## Set task
Copy all lines holding the word "Current" from the entries.

## Supplied material

=======

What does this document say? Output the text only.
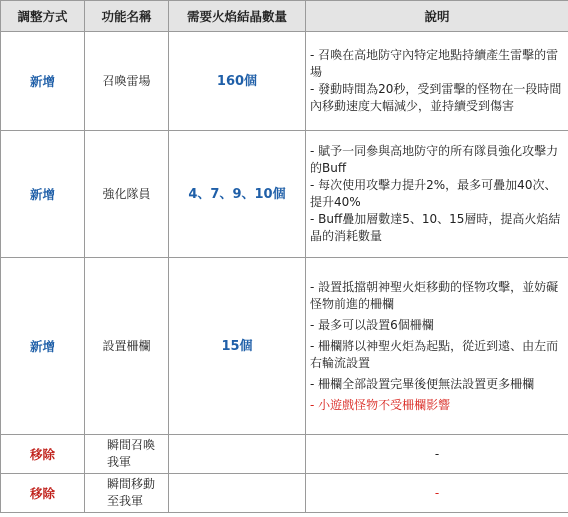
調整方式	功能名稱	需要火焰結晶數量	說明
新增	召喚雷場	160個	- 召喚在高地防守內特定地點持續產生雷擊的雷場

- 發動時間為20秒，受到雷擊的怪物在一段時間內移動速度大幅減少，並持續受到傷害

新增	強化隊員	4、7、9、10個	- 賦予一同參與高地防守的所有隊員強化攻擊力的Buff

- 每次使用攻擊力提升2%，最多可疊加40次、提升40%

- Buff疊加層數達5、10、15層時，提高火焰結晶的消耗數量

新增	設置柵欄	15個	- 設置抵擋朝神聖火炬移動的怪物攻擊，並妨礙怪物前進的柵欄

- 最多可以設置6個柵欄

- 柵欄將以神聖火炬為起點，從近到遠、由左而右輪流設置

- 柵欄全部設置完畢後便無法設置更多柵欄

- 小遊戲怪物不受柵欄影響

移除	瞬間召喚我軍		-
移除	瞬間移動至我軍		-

=======

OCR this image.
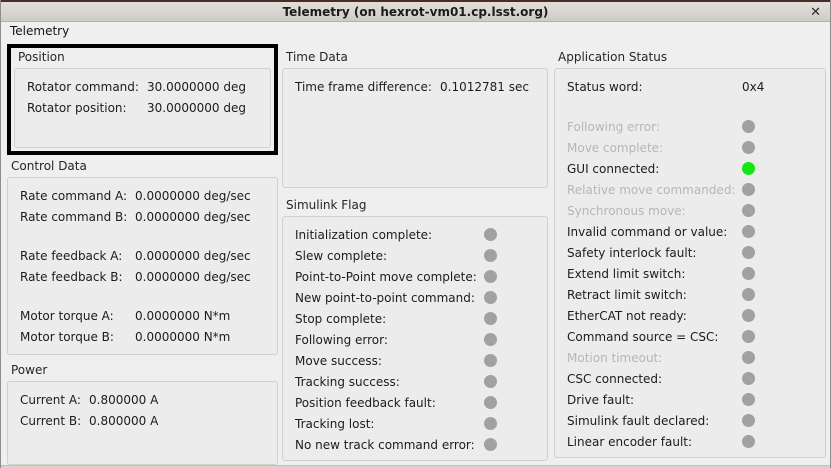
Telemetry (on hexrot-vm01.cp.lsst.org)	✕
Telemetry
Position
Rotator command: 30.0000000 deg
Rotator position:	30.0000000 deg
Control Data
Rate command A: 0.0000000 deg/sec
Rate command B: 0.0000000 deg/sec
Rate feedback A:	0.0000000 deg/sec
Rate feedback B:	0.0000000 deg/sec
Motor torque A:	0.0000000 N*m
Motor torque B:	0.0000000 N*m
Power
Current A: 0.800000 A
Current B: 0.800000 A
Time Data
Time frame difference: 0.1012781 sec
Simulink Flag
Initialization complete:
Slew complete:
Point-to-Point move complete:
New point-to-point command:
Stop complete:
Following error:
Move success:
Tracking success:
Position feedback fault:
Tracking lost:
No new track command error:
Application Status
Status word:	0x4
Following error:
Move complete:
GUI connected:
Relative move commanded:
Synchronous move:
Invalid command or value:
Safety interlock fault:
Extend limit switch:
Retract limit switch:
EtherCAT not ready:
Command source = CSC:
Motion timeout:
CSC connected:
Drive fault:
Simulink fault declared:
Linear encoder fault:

=======

## The result
Current A: 0.800000 A
Current B: 0.800000 A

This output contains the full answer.